TASK SET.
**A.** Please write out the part of the costume post starting at "I have the large" and ending at "is all good!".
**B.** Summarize the costume post in three sentences.

READING TEXT.
--------------------

Well dye remover. I decided rather than trek across Auckland for dye remover I’d just order some. So I did, and ordered a new cutting blade for my cutting machine at the same time because well I’m going to finally just start cutting the darn Elsa sequins! Well huge confetti circles that are 1″ across 🙂 They are translucent so once dye up will be very icy when finished 🙂


The dye remover is for my silk satin and also for something else I have forgotten.. whoops!


But I have also just spent the day detangling my very expensive lace front wig I bought for my Chistine Daae costumes.


It’s a bit frizzy for that now but ideal for doing all kinds of historic hairstyles which is fab. I just need to run a blade over the ends (designed for human hair these thin ends out and as the frizz sticks out is fairly easily cut out 🙂 )


I have read most of the first bio of Worth I got from the library. The library has two last holds for me: the Opulent Era and The House of Worth : portrait of an archive.


That second one I have not read through yet, obviously I know TOE very well 🙂 This is just saving me hunting out a copy for myself as the costume reference shelf is a little out of hand. Okay, no I do want this. I just want to find a very good quality copy!


I have the large scale edition of Costume by KCI and sadly most of the photos I am interested in were not adjusted for the larger format so are a little blurry. Luckily the section on Japanese influenced western costume is all good!


Also.


I’m buying the freaking Rocailles. I may as well do this properly if I’m going to the effort of removing all the dye then adding more. And if I have 10m of silk chiffon already decoloured just for the selvages and.. well this is the gown that started the obsession. And yes, the museum catalogue includes “metallic thread” so I was right in assuming the outlines were originally si;ver.


OMG!


So obviously the owner being rich and in New York had other worth frocks but WHAT THE HEY!@!!!!


 


I wish it was possible to know if all these gowns were worn my The Mrs Astor, or if they were collected. But I love her taste. I really do. And I am almost up to this section in the Worth biography so I’ll keep reading and see what the book has to say about the New York social scene. Most of the info is fantastic. Not a lot about the day to day proceedings, but a lot of info I assumed but more as well (1200 seamstresses in the 1860s????)


My OMG moment was false though, a picture of the Electric Light (Worth) gown for the Vanderbilt party  came up and I thought how could I possibly have not made the connection. And now it turns out I have lost my book with the very good copy of it.. Anyway. False Excite.


So next step is to see where the book is and possibly rescue it from the pile of books to donate….


 

Tags:

So obviously one uses silver lined glass beads and the other uses pearls. Of note, fake pearls. Which is very exciting. Beacuse I have vintage fake glass pearls so I suspect they are made the same way- I think it’s an enamel paint over glass.


Anyway notice the other big thing.




The pearls do not have a shadow line. I was originally working from The Opulent Era which includes a close up of the pink gown that shares photo space with the yellow sunburst. And in that the beads are outlined with fine seed beads. But that is not what is going on!

--------------------

EXTRACTED RECORDS.

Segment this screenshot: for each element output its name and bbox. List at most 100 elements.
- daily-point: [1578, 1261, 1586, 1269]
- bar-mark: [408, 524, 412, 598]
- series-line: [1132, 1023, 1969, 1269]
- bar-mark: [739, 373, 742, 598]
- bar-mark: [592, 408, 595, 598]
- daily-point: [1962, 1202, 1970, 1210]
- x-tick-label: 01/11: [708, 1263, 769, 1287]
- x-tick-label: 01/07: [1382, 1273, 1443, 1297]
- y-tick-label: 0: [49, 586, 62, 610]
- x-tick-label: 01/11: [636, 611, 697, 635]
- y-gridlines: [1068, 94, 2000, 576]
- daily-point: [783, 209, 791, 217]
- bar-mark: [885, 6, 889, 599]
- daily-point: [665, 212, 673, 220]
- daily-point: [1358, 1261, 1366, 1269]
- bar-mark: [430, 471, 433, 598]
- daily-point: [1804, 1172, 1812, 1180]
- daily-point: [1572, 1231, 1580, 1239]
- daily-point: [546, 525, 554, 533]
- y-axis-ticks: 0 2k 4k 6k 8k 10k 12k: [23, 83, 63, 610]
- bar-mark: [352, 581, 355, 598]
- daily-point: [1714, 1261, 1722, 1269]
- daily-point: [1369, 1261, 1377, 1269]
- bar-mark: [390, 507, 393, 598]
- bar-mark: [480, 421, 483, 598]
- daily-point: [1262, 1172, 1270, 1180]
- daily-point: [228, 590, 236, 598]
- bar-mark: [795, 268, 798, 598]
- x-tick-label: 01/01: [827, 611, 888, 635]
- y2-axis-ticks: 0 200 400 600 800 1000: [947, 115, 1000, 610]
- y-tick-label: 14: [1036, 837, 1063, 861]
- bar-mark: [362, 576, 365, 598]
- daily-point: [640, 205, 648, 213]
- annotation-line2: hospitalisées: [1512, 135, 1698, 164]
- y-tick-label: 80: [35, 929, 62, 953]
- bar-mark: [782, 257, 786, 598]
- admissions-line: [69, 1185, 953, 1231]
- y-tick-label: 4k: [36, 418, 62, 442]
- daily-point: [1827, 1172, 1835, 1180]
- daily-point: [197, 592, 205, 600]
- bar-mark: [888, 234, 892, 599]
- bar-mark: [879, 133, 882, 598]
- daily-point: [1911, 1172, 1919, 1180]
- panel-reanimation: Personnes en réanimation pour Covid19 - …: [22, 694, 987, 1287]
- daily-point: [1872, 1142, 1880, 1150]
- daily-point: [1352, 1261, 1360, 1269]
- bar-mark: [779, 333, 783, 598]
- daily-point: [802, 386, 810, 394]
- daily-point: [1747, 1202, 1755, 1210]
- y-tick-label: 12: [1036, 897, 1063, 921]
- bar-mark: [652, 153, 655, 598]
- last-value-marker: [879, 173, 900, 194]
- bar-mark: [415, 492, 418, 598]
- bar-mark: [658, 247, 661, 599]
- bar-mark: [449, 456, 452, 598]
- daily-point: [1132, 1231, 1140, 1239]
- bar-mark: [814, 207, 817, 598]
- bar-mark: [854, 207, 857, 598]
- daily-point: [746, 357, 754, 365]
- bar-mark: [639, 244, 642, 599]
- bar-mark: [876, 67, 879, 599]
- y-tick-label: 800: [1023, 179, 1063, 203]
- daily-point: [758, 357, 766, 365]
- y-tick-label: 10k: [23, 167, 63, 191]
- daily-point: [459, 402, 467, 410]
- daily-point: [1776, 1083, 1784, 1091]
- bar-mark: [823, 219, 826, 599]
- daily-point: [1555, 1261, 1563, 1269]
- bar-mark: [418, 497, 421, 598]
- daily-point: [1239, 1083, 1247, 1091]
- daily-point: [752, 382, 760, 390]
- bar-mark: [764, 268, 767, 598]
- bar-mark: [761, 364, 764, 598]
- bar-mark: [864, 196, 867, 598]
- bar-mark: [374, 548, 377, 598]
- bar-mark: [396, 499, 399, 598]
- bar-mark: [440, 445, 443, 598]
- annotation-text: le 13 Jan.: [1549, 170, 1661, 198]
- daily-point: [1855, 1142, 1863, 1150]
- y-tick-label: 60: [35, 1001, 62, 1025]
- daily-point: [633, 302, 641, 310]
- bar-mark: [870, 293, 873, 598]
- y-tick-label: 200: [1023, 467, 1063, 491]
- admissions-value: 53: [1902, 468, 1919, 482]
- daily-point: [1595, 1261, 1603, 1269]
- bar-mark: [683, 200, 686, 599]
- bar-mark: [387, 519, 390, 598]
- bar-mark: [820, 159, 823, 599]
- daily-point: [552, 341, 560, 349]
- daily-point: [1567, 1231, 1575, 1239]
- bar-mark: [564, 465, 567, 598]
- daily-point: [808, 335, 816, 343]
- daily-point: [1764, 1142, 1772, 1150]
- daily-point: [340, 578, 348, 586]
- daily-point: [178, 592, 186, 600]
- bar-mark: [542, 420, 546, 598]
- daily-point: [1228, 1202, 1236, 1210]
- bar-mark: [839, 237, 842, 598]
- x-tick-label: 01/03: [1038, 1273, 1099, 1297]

--------------------

PER-TASK OUTPUTS.
**A.**
I have the large scale edition of Costume by KCI and sadly most of the photos I am interested in were not adjusted for the larger format so are a little blurry. Luckily the section on Japanese influenced western costume is all good!

**B.** The writer ordered dye remover and a new cutting blade in order to finally start cutting large, translucent 1″ confetti circles for an Elsa costume, and spent a day detangling an expensive lace front wig bought for costumes. The writer has read most of a library biography of Worth, has two more books on hold, and has decided to buy the Rocailles. The writer also notes that the pearls on the beadwork have no shadow line, although a close-up in The Opulent Era shows beads outlined with fine seed beads.